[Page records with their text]
################
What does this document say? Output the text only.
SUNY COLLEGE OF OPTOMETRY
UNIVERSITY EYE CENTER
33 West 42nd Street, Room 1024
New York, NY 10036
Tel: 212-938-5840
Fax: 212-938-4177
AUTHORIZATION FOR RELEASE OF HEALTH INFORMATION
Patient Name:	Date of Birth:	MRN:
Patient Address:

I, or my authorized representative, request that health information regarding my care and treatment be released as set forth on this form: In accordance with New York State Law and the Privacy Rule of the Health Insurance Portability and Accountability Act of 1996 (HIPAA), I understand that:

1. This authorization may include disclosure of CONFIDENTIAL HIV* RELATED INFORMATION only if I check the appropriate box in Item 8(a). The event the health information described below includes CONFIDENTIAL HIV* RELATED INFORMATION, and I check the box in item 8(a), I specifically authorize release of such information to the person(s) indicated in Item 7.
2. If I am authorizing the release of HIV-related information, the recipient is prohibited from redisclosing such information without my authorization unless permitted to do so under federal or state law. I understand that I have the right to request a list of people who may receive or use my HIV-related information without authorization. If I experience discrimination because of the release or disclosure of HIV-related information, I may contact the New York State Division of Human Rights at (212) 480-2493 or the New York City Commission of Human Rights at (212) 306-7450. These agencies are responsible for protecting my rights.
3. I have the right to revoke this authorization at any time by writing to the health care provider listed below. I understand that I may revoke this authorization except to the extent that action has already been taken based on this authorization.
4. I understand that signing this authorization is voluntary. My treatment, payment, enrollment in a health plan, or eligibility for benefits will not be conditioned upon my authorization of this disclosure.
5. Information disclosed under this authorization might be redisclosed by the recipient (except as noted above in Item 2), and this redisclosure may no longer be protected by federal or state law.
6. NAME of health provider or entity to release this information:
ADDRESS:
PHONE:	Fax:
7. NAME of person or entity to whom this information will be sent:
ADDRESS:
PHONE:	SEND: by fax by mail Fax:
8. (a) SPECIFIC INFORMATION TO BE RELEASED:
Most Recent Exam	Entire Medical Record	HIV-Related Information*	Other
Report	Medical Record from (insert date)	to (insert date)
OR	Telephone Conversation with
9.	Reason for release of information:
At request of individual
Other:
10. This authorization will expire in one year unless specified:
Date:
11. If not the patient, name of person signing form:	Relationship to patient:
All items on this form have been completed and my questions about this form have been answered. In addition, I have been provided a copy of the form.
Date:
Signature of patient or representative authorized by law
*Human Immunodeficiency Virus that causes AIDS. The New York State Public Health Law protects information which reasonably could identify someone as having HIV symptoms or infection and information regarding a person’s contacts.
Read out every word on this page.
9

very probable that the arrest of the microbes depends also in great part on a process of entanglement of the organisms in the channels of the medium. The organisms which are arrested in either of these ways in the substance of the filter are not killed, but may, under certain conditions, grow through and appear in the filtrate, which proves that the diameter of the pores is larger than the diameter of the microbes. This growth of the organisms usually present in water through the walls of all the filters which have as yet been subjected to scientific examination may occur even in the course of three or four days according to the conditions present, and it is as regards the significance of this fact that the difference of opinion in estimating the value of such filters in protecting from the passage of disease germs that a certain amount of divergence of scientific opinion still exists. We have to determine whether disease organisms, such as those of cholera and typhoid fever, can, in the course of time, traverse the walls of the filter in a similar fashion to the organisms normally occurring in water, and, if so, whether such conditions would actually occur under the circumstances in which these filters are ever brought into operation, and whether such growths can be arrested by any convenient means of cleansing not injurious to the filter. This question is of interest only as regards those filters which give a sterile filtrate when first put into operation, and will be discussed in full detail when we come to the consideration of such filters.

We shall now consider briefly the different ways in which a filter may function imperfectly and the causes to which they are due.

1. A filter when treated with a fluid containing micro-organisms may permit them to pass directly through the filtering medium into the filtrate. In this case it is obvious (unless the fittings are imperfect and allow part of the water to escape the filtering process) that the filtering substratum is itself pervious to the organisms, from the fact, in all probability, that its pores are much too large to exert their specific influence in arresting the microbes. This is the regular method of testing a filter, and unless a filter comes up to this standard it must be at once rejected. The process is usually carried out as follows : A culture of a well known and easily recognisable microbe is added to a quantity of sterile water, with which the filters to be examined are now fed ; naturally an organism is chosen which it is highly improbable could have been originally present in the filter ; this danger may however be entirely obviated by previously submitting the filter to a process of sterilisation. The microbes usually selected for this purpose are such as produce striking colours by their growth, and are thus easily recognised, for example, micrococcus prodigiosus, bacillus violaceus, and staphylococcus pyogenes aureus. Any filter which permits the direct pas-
################
» **INSTRUCTIONS TO FOLLOW**
Go through the data above and repeat all of it exactly.

» **SOLUTION FOR THIS TASK**
What does this document say? Output the text only.
SUNY COLLEGE OF OPTOMETRY
UNIVERSITY EYE CENTER
33 West 42nd Street, Room 1024
New York, NY 10036
Tel: 212-938-5840
Fax: 212-938-4177
AUTHORIZATION FOR RELEASE OF HEALTH INFORMATION
Patient Name:	Date of Birth:	MRN:
Patient Address:

I, or my authorized representative, request that health information regarding my care and treatment be released as set forth on this form: In accordance with New York State Law and the Privacy Rule of the Health Insurance Portability and Accountability Act of 1996 (HIPAA), I understand that:

1. This authorization may include disclosure of CONFIDENTIAL HIV* RELATED INFORMATION only if I check the appropriate box in Item 8(a). The event the health information described below includes CONFIDENTIAL HIV* RELATED INFORMATION, and I check the box in item 8(a), I specifically authorize release of such information to the person(s) indicated in Item 7.
2. If I am authorizing the release of HIV-related information, the recipient is prohibited from redisclosing such information without my authorization unless permitted to do so under federal or state law. I understand that I have the right to request a list of people who may receive or use my HIV-related information without authorization. If I experience discrimination because of the release or disclosure of HIV-related information, I may contact the New York State Division of Human Rights at (212) 480-2493 or the New York City Commission of Human Rights at (212) 306-7450. These agencies are responsible for protecting my rights.
3. I have the right to revoke this authorization at any time by writing to the health care provider listed below. I understand that I may revoke this authorization except to the extent that action has already been taken based on this authorization.
4. I understand that signing this authorization is voluntary. My treatment, payment, enrollment in a health plan, or eligibility for benefits will not be conditioned upon my authorization of this disclosure.
5. Information disclosed under this authorization might be redisclosed by the recipient (except as noted above in Item 2), and this redisclosure may no longer be protected by federal or state law.
6. NAME of health provider or entity to release this information:
ADDRESS:
PHONE:	Fax:
7. NAME of person or entity to whom this information will be sent:
ADDRESS:
PHONE:	SEND: by fax by mail Fax:
8. (a) SPECIFIC INFORMATION TO BE RELEASED:
Most Recent Exam	Entire Medical Record	HIV-Related Information*	Other
Report	Medical Record from (insert date)	to (insert date)
OR	Telephone Conversation with
9.	Reason for release of information:
At request of individual
Other:
10. This authorization will expire in one year unless specified:
Date:
11. If not the patient, name of person signing form:	Relationship to patient:
All items on this form have been completed and my questions about this form have been answered. In addition, I have been provided a copy of the form.
Date:
Signature of patient or representative authorized by law
*Human Immunodeficiency Virus that causes AIDS. The New York State Public Health Law protects information which reasonably could identify someone as having HIV symptoms or infection and information regarding a person’s contacts.
Read out every word on this page.
9

very probable that the arrest of the microbes depends also in great part on a process of entanglement of the organisms in the channels of the medium. The organisms which are arrested in either of these ways in the substance of the filter are not killed, but may, under certain conditions, grow through and appear in the filtrate, which proves that the diameter of the pores is larger than the diameter of the microbes. This growth of the organisms usually present in water through the walls of all the filters which have as yet been subjected to scientific examination may occur even in the course of three or four days according to the conditions present, and it is as regards the significance of this fact that the difference of opinion in estimating the value of such filters in protecting from the passage of disease germs that a certain amount of divergence of scientific opinion still exists. We have to determine whether disease organisms, such as those of cholera and typhoid fever, can, in the course of time, traverse the walls of the filter in a similar fashion to the organisms normally occurring in water, and, if so, whether such conditions would actually occur under the circumstances in which these filters are ever brought into operation, and whether such growths can be arrested by any convenient means of cleansing not injurious to the filter. This question is of interest only as regards those filters which give a sterile filtrate when first put into operation, and will be discussed in full detail when we come to the consideration of such filters.

We shall now consider briefly the different ways in which a filter may function imperfectly and the causes to which they are due.

1. A filter when treated with a fluid containing micro-organisms may permit them to pass directly through the filtering medium into the filtrate. In this case it is obvious (unless the fittings are imperfect and allow part of the water to escape the filtering process) that the filtering substratum is itself pervious to the organisms, from the fact, in all probability, that its pores are much too large to exert their specific influence in arresting the microbes. This is the regular method of testing a filter, and unless a filter comes up to this standard it must be at once rejected. The process is usually carried out as follows : A culture of a well known and easily recognisable microbe is added to a quantity of sterile water, with which the filters to be examined are now fed ; naturally an organism is chosen which it is highly improbable could have been originally present in the filter ; this danger may however be entirely obviated by previously submitting the filter to a process of sterilisation. The microbes usually selected for this purpose are such as produce striking colours by their growth, and are thus easily recognised, for example, micrococcus prodigiosus, bacillus violaceus, and staphylococcus pyogenes aureus. Any filter which permits the direct pas-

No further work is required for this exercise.